- [WHAT THE TASK ASKS] Copy each line below in which the word "name" occurs.

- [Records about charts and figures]

⁂

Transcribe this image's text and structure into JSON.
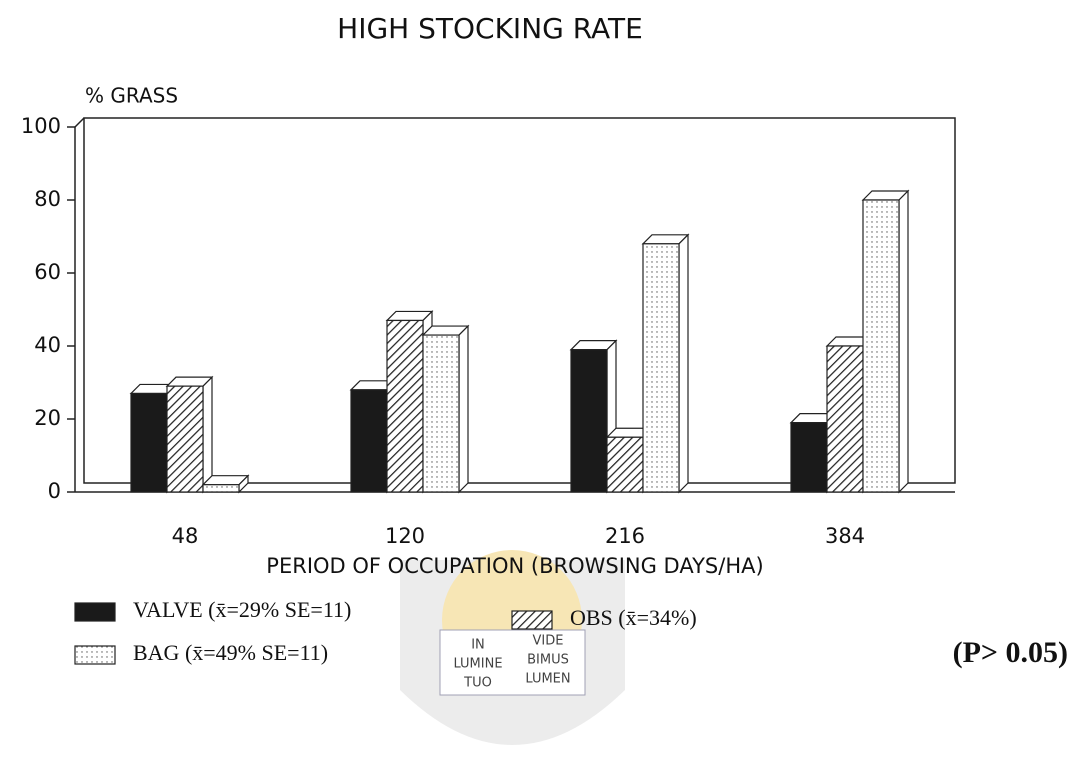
{
  "chart_data": {
    "type": "bar",
    "title": "HIGH STOCKING RATE",
    "y_label": "% GRASS",
    "x_label": "PERIOD OF OCCUPATION (BROWSING DAYS/HA)",
    "categories": [
      "48",
      "120",
      "216",
      "384"
    ],
    "series": [
      {
        "name": "VALVE (x̄=29% SE=11)",
        "color": "#1a1a1a",
        "pattern": "solid",
        "values": [
          27,
          28,
          39,
          19
        ]
      },
      {
        "name": "OBS (x̄=34%)",
        "color": "#222222",
        "pattern": "hatch",
        "values": [
          29,
          47,
          15,
          40
        ]
      },
      {
        "name": "BAG (x̄=49% SE=11)",
        "color": "#555555",
        "pattern": "dots",
        "values": [
          2,
          43,
          68,
          80
        ]
      }
    ],
    "ylim": [
      0,
      100
    ],
    "yticks": [
      0,
      20,
      40,
      60,
      80,
      100
    ],
    "annotation": "(P> 0.05)",
    "watermark": [
      "IN",
      "LUMINE",
      "TUO",
      "VIDE",
      "BIMUS",
      "LUMEN"
    ]
  }
}
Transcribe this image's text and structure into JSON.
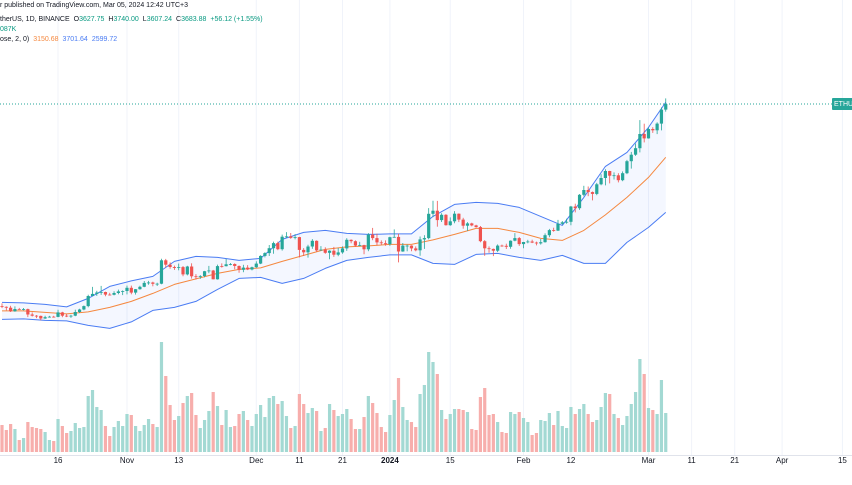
{
  "chart_data": {
    "type": "candlestick",
    "header": {
      "published": "r published on TradingView.com, Mar 05, 2024 12:42 UTC+3",
      "symbol": "therUS, 1D, BINANCE",
      "ohlc": [
        {
          "label": "O",
          "value": "3627.75"
        },
        {
          "label": "H",
          "value": "3740.00"
        },
        {
          "label": "L",
          "value": "3607.24"
        },
        {
          "label": "C",
          "value": "3683.88"
        }
      ],
      "change": "+56.12 (+1.55%)",
      "volume": "087K",
      "indicator": "ose, 2, 0)",
      "price_label": "ETHUS"
    },
    "up_color": "#26a69a",
    "down_color": "#ef5350",
    "volume_up_color": "#a3d9d3",
    "volume_down_color": "#f7aeac",
    "ylim": [
      1324,
      4724
    ],
    "volume_ylim": [
      0,
      1100
    ],
    "categories": [
      "2023-10-03",
      "2023-10-04",
      "2023-10-05",
      "2023-10-06",
      "2023-10-07",
      "2023-10-08",
      "2023-10-09",
      "2023-10-10",
      "2023-10-11",
      "2023-10-12",
      "2023-10-13",
      "2023-10-14",
      "2023-10-15",
      "2023-10-16",
      "2023-10-17",
      "2023-10-18",
      "2023-10-19",
      "2023-10-20",
      "2023-10-21",
      "2023-10-22",
      "2023-10-23",
      "2023-10-24",
      "2023-10-25",
      "2023-10-26",
      "2023-10-27",
      "2023-10-28",
      "2023-10-29",
      "2023-10-30",
      "2023-10-31",
      "2023-11-01",
      "2023-11-02",
      "2023-11-03",
      "2023-11-04",
      "2023-11-05",
      "2023-11-06",
      "2023-11-07",
      "2023-11-08",
      "2023-11-09",
      "2023-11-10",
      "2023-11-11",
      "2023-11-12",
      "2023-11-13",
      "2023-11-14",
      "2023-11-15",
      "2023-11-16",
      "2023-11-17",
      "2023-11-18",
      "2023-11-19",
      "2023-11-20",
      "2023-11-21",
      "2023-11-22",
      "2023-11-23",
      "2023-11-24",
      "2023-11-25",
      "2023-11-26",
      "2023-11-27",
      "2023-11-28",
      "2023-11-29",
      "2023-11-30",
      "2023-12-01",
      "2023-12-02",
      "2023-12-03",
      "2023-12-04",
      "2023-12-05",
      "2023-12-06",
      "2023-12-07",
      "2023-12-08",
      "2023-12-09",
      "2023-12-10",
      "2023-12-11",
      "2023-12-12",
      "2023-12-13",
      "2023-12-14",
      "2023-12-15",
      "2023-12-16",
      "2023-12-17",
      "2023-12-18",
      "2023-12-19",
      "2023-12-20",
      "2023-12-21",
      "2023-12-22",
      "2023-12-23",
      "2023-12-24",
      "2023-12-25",
      "2023-12-26",
      "2023-12-27",
      "2023-12-28",
      "2023-12-29",
      "2023-12-30",
      "2023-12-31",
      "2024-01-01",
      "2024-01-02",
      "2024-01-03",
      "2024-01-04",
      "2024-01-05",
      "2024-01-06",
      "2024-01-07",
      "2024-01-08",
      "2024-01-09",
      "2024-01-10",
      "2024-01-11",
      "2024-01-12",
      "2024-01-13",
      "2024-01-14",
      "2024-01-15",
      "2024-01-16",
      "2024-01-17",
      "2024-01-18",
      "2024-01-19",
      "2024-01-20",
      "2024-01-21",
      "2024-01-22",
      "2024-01-23",
      "2024-01-24",
      "2024-01-25",
      "2024-01-26",
      "2024-01-27",
      "2024-01-28",
      "2024-01-29",
      "2024-01-30",
      "2024-01-31",
      "2024-02-01",
      "2024-02-02",
      "2024-02-03",
      "2024-02-04",
      "2024-02-05",
      "2024-02-06",
      "2024-02-07",
      "2024-02-08",
      "2024-02-09",
      "2024-02-10",
      "2024-02-11",
      "2024-02-12",
      "2024-02-13",
      "2024-02-14",
      "2024-02-15",
      "2024-02-16",
      "2024-02-17",
      "2024-02-18",
      "2024-02-19",
      "2024-02-20",
      "2024-02-21",
      "2024-02-22",
      "2024-02-23",
      "2024-02-24",
      "2024-02-25",
      "2024-02-26",
      "2024-02-27",
      "2024-02-28",
      "2024-02-29",
      "2024-03-01",
      "2024-03-02",
      "2024-03-03",
      "2024-03-04",
      "2024-03-05"
    ],
    "open": [
      1664,
      1656,
      1647,
      1611,
      1634,
      1633,
      1633,
      1579,
      1567,
      1565,
      1539,
      1552,
      1557,
      1555,
      1600,
      1567,
      1564,
      1567,
      1604,
      1629,
      1663,
      1764,
      1785,
      1799,
      1804,
      1778,
      1776,
      1794,
      1810,
      1814,
      1846,
      1798,
      1832,
      1856,
      1895,
      1899,
      1886,
      1887,
      2121,
      2077,
      2054,
      2045,
      2053,
      1980,
      2059,
      1961,
      1960,
      1964,
      2012,
      2019,
      1931,
      2063,
      2062,
      2081,
      2084,
      2064,
      2026,
      2048,
      2029,
      2052,
      2088,
      2165,
      2193,
      2242,
      2293,
      2232,
      2357,
      2360,
      2345,
      2353,
      2225,
      2201,
      2259,
      2316,
      2220,
      2228,
      2196,
      2217,
      2177,
      2200,
      2240,
      2326,
      2312,
      2268,
      2273,
      2231,
      2378,
      2343,
      2300,
      2292,
      2282,
      2352,
      2355,
      2209,
      2268,
      2268,
      2240,
      2221,
      2330,
      2343,
      2586,
      2617,
      2523,
      2576,
      2472,
      2511,
      2587,
      2528,
      2467,
      2490,
      2470,
      2453,
      2312,
      2241,
      2235,
      2217,
      2268,
      2266,
      2256,
      2317,
      2343,
      2283,
      2304,
      2309,
      2298,
      2290,
      2302,
      2372,
      2423,
      2418,
      2486,
      2501,
      2506,
      2659,
      2642,
      2776,
      2824,
      2803,
      2785,
      2881,
      2944,
      3014,
      2967,
      2971,
      2922,
      2992,
      3112,
      3177,
      3242,
      3384,
      3340,
      3434,
      3421,
      3488,
      3627.75
    ],
    "high": [
      1690,
      1660,
      1666,
      1660,
      1645,
      1644,
      1638,
      1600,
      1574,
      1568,
      1567,
      1565,
      1566,
      1627,
      1606,
      1585,
      1576,
      1627,
      1636,
      1669,
      1777,
      1855,
      1816,
      1865,
      1808,
      1796,
      1811,
      1828,
      1820,
      1868,
      1868,
      1834,
      1866,
      1914,
      1915,
      1907,
      1897,
      2136,
      2135,
      2100,
      2068,
      2088,
      2064,
      2066,
      2091,
      1983,
      1973,
      2015,
      2065,
      2025,
      2078,
      2090,
      2134,
      2094,
      2091,
      2070,
      2076,
      2073,
      2058,
      2111,
      2172,
      2201,
      2274,
      2308,
      2307,
      2378,
      2403,
      2394,
      2383,
      2356,
      2243,
      2276,
      2333,
      2320,
      2263,
      2251,
      2222,
      2255,
      2244,
      2260,
      2342,
      2330,
      2320,
      2306,
      2276,
      2393,
      2445,
      2386,
      2320,
      2320,
      2356,
      2430,
      2387,
      2294,
      2278,
      2272,
      2260,
      2359,
      2372,
      2643,
      2717,
      2715,
      2592,
      2583,
      2550,
      2613,
      2590,
      2546,
      2503,
      2497,
      2476,
      2464,
      2323,
      2260,
      2238,
      2280,
      2278,
      2287,
      2320,
      2393,
      2354,
      2305,
      2326,
      2327,
      2308,
      2334,
      2390,
      2435,
      2447,
      2525,
      2514,
      2537,
      2665,
      2687,
      2784,
      2866,
      2859,
      2809,
      2895,
      2982,
      3031,
      3016,
      3000,
      2992,
      3010,
      3125,
      3205,
      3289,
      3523,
      3487,
      3450,
      3452,
      3501,
      3650,
      3740
    ],
    "low": [
      1643,
      1620,
      1604,
      1607,
      1627,
      1620,
      1553,
      1559,
      1543,
      1521,
      1535,
      1548,
      1548,
      1552,
      1552,
      1553,
      1545,
      1562,
      1594,
      1621,
      1651,
      1762,
      1765,
      1775,
      1761,
      1769,
      1770,
      1781,
      1773,
      1780,
      1781,
      1778,
      1826,
      1852,
      1876,
      1861,
      1864,
      1881,
      2050,
      2036,
      2025,
      2021,
      1961,
      1970,
      1938,
      1929,
      1935,
      1952,
      1992,
      1930,
      1928,
      2048,
      2060,
      2072,
      2031,
      1996,
      2002,
      2023,
      2020,
      2045,
      2083,
      2150,
      2164,
      2187,
      2222,
      2218,
      2345,
      2336,
      2330,
      2150,
      2164,
      2148,
      2236,
      2207,
      2216,
      2186,
      2132,
      2155,
      2162,
      2186,
      2215,
      2291,
      2258,
      2263,
      2181,
      2212,
      2322,
      2270,
      2275,
      2266,
      2265,
      2348,
      2100,
      2206,
      2211,
      2212,
      2211,
      2166,
      2235,
      2331,
      2553,
      2457,
      2504,
      2468,
      2466,
      2491,
      2503,
      2437,
      2415,
      2461,
      2448,
      2302,
      2166,
      2196,
      2163,
      2204,
      2256,
      2234,
      2236,
      2311,
      2265,
      2242,
      2291,
      2293,
      2270,
      2278,
      2298,
      2352,
      2407,
      2414,
      2477,
      2487,
      2472,
      2600,
      2625,
      2761,
      2762,
      2720,
      2772,
      2872,
      2870,
      2890,
      2929,
      2900,
      2912,
      2983,
      3038,
      3165,
      3200,
      3300,
      3338,
      3395,
      3383,
      3420,
      3607.24
    ],
    "close": [
      1656,
      1647,
      1611,
      1634,
      1633,
      1633,
      1579,
      1567,
      1565,
      1539,
      1552,
      1557,
      1555,
      1600,
      1567,
      1564,
      1567,
      1604,
      1629,
      1663,
      1764,
      1785,
      1799,
      1804,
      1778,
      1776,
      1794,
      1810,
      1814,
      1846,
      1798,
      1832,
      1856,
      1895,
      1899,
      1886,
      1887,
      2121,
      2077,
      2054,
      2045,
      2053,
      1980,
      2059,
      1961,
      1960,
      1964,
      2012,
      2019,
      1931,
      2063,
      2062,
      2081,
      2084,
      2064,
      2026,
      2048,
      2029,
      2052,
      2088,
      2165,
      2193,
      2242,
      2293,
      2232,
      2357,
      2360,
      2345,
      2353,
      2225,
      2201,
      2259,
      2316,
      2220,
      2228,
      2196,
      2217,
      2177,
      2200,
      2240,
      2326,
      2312,
      2268,
      2273,
      2231,
      2378,
      2343,
      2300,
      2292,
      2282,
      2352,
      2355,
      2209,
      2268,
      2268,
      2240,
      2221,
      2330,
      2343,
      2586,
      2617,
      2523,
      2576,
      2472,
      2511,
      2587,
      2528,
      2467,
      2490,
      2470,
      2453,
      2312,
      2241,
      2235,
      2217,
      2268,
      2266,
      2256,
      2317,
      2343,
      2283,
      2304,
      2309,
      2298,
      2290,
      2302,
      2372,
      2423,
      2418,
      2486,
      2501,
      2506,
      2659,
      2642,
      2776,
      2824,
      2803,
      2785,
      2881,
      2944,
      3014,
      2967,
      2971,
      2922,
      2992,
      3112,
      3177,
      3242,
      3384,
      3340,
      3434,
      3421,
      3488,
      3627.76,
      3683.88
    ],
    "volume": [
      270,
      220,
      280,
      230,
      120,
      140,
      300,
      250,
      240,
      230,
      200,
      120,
      110,
      330,
      260,
      190,
      210,
      290,
      240,
      250,
      560,
      620,
      450,
      420,
      260,
      160,
      250,
      310,
      260,
      380,
      370,
      260,
      210,
      270,
      330,
      280,
      250,
      1100,
      760,
      470,
      320,
      360,
      490,
      560,
      590,
      370,
      240,
      320,
      410,
      600,
      460,
      270,
      420,
      250,
      260,
      380,
      410,
      320,
      260,
      380,
      470,
      350,
      540,
      560,
      480,
      510,
      360,
      240,
      260,
      580,
      480,
      390,
      440,
      410,
      210,
      240,
      480,
      420,
      360,
      380,
      430,
      330,
      230,
      230,
      350,
      560,
      490,
      390,
      250,
      200,
      370,
      520,
      740,
      450,
      320,
      300,
      250,
      580,
      670,
      1000,
      900,
      780,
      420,
      330,
      380,
      430,
      430,
      420,
      400,
      230,
      220,
      550,
      640,
      370,
      380,
      300,
      200,
      190,
      400,
      380,
      400,
      340,
      300,
      170,
      190,
      320,
      310,
      390,
      270,
      410,
      260,
      240,
      450,
      380,
      430,
      480,
      380,
      300,
      320,
      450,
      590,
      580,
      380,
      340,
      270,
      360,
      480,
      600,
      930,
      780,
      440,
      420,
      380,
      720,
      390
    ],
    "bands": {
      "upper_color": "#4a7cf3",
      "basis_color": "#f5883f",
      "lower_color": "#4a7cf3",
      "fill_color": "#2962ff",
      "x": [
        "2023-10-03",
        "2023-10-08",
        "2023-10-13",
        "2023-10-18",
        "2023-10-23",
        "2023-10-28",
        "2023-11-02",
        "2023-11-07",
        "2023-11-12",
        "2023-11-17",
        "2023-11-22",
        "2023-11-27",
        "2023-12-02",
        "2023-12-07",
        "2023-12-12",
        "2023-12-17",
        "2023-12-22",
        "2023-12-27",
        "2024-01-01",
        "2024-01-06",
        "2024-01-11",
        "2024-01-16",
        "2024-01-21",
        "2024-01-26",
        "2024-01-31",
        "2024-02-05",
        "2024-02-10",
        "2024-02-15",
        "2024-02-20",
        "2024-02-25",
        "2024-03-01",
        "2024-03-05"
      ],
      "upper": [
        1700,
        1695,
        1680,
        1655,
        1740,
        1860,
        1915,
        1960,
        2110,
        2160,
        2150,
        2120,
        2140,
        2330,
        2400,
        2420,
        2390,
        2380,
        2385,
        2385,
        2560,
        2680,
        2700,
        2690,
        2650,
        2560,
        2470,
        2750,
        3060,
        3200,
        3450,
        3701.64
      ],
      "basis": [
        1615,
        1615,
        1600,
        1585,
        1605,
        1650,
        1710,
        1790,
        1880,
        1935,
        1990,
        2030,
        2045,
        2110,
        2170,
        2230,
        2255,
        2265,
        2280,
        2280,
        2325,
        2380,
        2440,
        2440,
        2400,
        2340,
        2320,
        2420,
        2575,
        2750,
        2950,
        3150.68
      ],
      "lower": [
        1530,
        1535,
        1520,
        1515,
        1470,
        1440,
        1505,
        1620,
        1650,
        1710,
        1830,
        1940,
        1950,
        1890,
        1940,
        2040,
        2120,
        2150,
        2175,
        2175,
        2090,
        2080,
        2180,
        2190,
        2150,
        2120,
        2170,
        2090,
        2090,
        2300,
        2450,
        2599.72
      ]
    },
    "xticks": [
      {
        "value": "2023-10-16",
        "label": "16"
      },
      {
        "value": "2023-11-01",
        "label": "Nov"
      },
      {
        "value": "2023-11-13",
        "label": "13"
      },
      {
        "value": "2023-12-01",
        "label": "Dec"
      },
      {
        "value": "2023-12-11",
        "label": "11"
      },
      {
        "value": "2023-12-21",
        "label": "21"
      },
      {
        "value": "2024-01-01",
        "label": "2024"
      },
      {
        "value": "2024-01-15",
        "label": "15"
      },
      {
        "value": "2024-02-01",
        "label": "Feb"
      },
      {
        "value": "2024-02-12",
        "label": "12"
      },
      {
        "value": "2024-03-01",
        "label": "Mar"
      },
      {
        "value": "2024-03-11",
        "label": "11"
      },
      {
        "value": "2024-03-21",
        "label": "21"
      },
      {
        "value": "2024-04-01",
        "label": "Apr"
      },
      {
        "value": "2024-04-15",
        "label": "15"
      }
    ],
    "bold_xtick": "2024",
    "grid": true
  }
}
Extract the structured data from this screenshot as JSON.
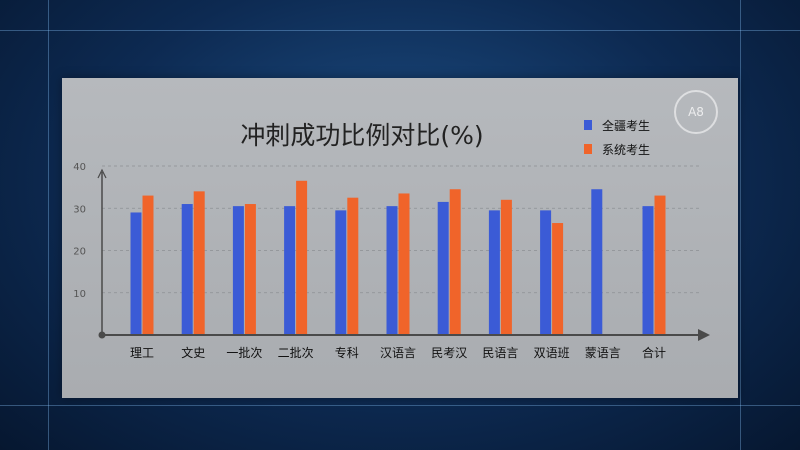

⁂

- [EXERCISE SOLUTION]
        "name": "VALVE (x̄=29% SE=11)",
        "name": "OBS (x̄=34%)",
        "name": "BAG (x̄=49% SE=11)",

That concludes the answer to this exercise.